● Stated goal: Work through the data and report how many lines include the string "JSON", giving the number alone.

● Stored records:
>>>
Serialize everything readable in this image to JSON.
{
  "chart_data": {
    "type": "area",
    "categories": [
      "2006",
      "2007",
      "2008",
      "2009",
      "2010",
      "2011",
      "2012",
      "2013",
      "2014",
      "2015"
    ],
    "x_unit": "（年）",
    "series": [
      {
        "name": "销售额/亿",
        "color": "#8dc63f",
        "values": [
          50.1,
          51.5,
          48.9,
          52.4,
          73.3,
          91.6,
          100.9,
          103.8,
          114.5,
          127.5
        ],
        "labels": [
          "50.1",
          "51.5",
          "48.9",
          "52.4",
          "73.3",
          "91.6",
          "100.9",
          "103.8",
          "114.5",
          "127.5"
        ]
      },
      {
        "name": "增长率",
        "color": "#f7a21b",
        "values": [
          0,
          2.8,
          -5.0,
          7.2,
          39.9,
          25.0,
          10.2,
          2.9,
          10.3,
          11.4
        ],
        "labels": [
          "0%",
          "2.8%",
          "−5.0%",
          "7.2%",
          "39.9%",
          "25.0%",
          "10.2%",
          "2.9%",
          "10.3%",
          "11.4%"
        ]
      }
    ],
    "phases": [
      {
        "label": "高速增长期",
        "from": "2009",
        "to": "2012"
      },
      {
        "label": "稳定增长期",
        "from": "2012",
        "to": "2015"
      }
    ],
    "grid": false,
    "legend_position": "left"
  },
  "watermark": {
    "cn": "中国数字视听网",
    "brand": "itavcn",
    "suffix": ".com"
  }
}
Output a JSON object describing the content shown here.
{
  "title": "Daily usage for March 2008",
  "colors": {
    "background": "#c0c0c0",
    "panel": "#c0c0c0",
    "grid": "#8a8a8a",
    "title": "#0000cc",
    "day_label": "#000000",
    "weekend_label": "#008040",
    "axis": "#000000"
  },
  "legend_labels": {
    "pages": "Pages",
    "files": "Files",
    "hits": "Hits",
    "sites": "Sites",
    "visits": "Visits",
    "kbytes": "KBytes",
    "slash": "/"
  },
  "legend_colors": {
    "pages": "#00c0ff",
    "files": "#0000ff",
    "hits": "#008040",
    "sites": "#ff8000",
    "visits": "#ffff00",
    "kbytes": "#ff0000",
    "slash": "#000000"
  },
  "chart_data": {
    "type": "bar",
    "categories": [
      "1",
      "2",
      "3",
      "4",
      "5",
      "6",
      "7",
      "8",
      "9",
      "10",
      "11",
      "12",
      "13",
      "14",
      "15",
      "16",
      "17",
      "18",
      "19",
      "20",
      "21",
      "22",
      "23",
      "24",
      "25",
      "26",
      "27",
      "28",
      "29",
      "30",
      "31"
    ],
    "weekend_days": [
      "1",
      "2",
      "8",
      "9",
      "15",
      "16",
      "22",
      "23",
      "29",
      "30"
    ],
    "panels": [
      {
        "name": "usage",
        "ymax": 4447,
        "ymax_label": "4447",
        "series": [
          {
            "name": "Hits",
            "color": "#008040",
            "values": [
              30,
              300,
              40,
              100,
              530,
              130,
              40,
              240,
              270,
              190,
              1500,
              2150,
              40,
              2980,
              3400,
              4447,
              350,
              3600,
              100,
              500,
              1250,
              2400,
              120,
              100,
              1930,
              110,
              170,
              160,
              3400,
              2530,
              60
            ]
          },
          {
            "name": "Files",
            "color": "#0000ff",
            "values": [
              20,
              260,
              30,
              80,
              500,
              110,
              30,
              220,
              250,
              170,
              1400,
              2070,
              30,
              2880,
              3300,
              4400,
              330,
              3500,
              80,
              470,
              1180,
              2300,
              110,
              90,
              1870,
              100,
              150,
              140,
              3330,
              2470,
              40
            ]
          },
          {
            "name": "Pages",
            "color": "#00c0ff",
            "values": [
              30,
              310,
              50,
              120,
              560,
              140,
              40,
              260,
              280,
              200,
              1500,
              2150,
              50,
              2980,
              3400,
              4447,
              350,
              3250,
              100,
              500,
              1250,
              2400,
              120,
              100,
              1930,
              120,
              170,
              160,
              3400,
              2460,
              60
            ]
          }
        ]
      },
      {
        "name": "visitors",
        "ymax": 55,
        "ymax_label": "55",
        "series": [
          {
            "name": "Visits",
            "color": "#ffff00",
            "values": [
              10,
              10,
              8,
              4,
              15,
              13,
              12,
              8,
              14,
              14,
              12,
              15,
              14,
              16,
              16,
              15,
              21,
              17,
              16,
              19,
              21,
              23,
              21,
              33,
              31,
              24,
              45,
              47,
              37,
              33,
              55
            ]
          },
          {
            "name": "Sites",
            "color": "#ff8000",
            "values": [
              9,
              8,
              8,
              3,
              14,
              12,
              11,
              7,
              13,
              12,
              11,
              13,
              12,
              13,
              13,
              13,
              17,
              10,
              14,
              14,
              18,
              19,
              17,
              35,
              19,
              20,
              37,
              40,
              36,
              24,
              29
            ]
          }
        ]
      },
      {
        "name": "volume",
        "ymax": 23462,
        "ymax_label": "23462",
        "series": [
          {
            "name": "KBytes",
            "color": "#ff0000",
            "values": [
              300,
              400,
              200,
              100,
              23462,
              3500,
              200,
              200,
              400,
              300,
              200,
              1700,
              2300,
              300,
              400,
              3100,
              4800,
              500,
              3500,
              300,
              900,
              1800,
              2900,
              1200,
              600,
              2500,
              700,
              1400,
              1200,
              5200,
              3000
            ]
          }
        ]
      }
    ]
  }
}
<<<
>>>
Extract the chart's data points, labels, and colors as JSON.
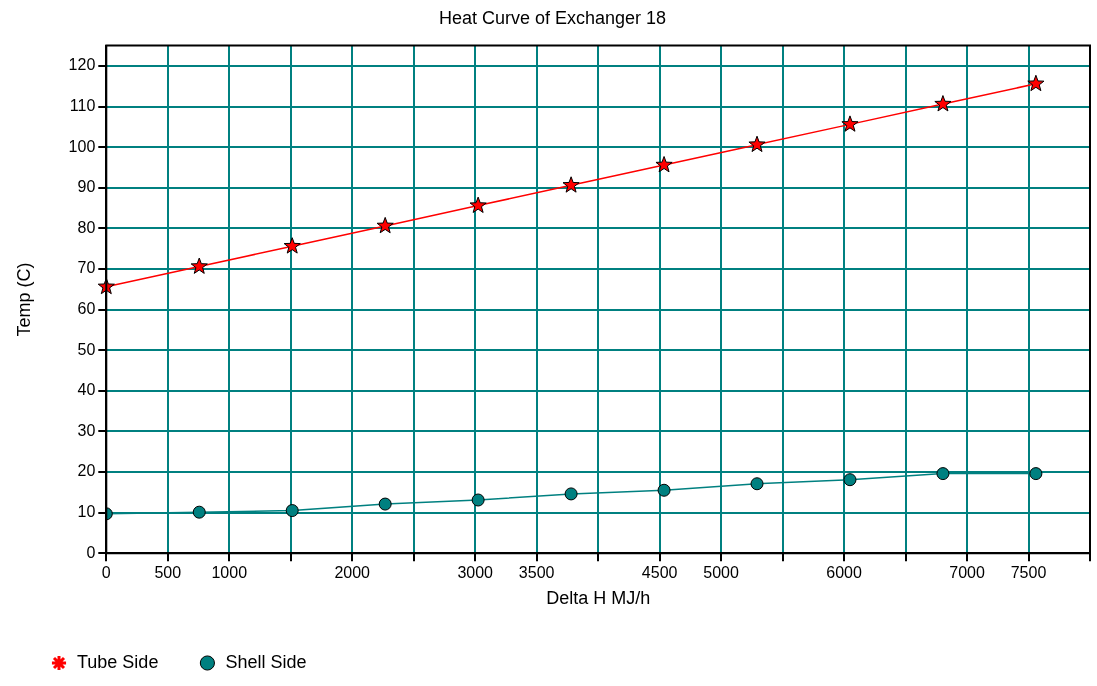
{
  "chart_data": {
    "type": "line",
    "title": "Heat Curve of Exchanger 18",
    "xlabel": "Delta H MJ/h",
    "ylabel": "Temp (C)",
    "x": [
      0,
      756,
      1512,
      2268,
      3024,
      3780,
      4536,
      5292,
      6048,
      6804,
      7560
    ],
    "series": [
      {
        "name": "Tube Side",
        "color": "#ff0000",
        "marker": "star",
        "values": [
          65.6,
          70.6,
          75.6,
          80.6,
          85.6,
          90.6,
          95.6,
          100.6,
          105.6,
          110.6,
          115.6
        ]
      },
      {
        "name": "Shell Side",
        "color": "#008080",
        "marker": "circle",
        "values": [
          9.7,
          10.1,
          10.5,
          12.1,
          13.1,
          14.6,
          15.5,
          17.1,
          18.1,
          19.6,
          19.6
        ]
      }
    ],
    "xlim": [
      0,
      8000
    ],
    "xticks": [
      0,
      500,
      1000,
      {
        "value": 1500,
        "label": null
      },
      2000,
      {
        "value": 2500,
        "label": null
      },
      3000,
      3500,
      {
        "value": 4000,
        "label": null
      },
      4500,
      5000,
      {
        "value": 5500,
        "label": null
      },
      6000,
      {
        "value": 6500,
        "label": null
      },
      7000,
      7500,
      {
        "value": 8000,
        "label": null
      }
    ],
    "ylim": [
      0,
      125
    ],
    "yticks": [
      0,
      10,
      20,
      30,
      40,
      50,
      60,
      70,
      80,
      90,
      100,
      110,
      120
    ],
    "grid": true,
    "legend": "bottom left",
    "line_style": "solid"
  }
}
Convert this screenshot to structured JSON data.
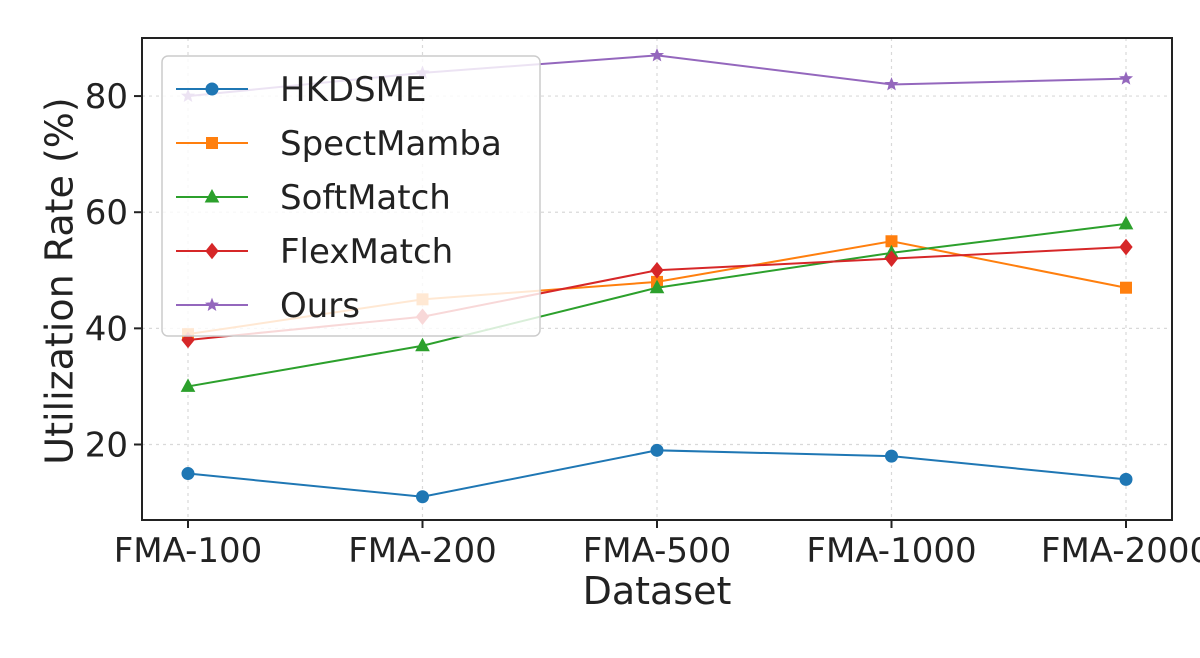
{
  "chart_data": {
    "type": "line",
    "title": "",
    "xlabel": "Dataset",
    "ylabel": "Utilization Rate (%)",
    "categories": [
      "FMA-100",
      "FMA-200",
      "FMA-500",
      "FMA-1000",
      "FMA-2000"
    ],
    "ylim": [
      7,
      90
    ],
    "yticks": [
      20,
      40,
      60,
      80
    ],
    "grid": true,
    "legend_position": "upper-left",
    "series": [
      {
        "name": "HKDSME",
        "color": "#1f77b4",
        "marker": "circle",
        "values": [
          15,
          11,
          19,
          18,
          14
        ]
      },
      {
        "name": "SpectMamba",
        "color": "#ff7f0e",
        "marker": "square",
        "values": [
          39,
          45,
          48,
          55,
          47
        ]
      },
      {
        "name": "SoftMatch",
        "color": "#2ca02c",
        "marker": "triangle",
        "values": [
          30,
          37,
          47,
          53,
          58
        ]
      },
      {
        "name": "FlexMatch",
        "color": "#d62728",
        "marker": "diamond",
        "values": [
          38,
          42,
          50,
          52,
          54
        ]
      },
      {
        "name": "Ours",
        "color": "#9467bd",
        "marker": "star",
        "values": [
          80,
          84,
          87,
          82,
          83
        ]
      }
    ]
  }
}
<<<
● Complete output: 4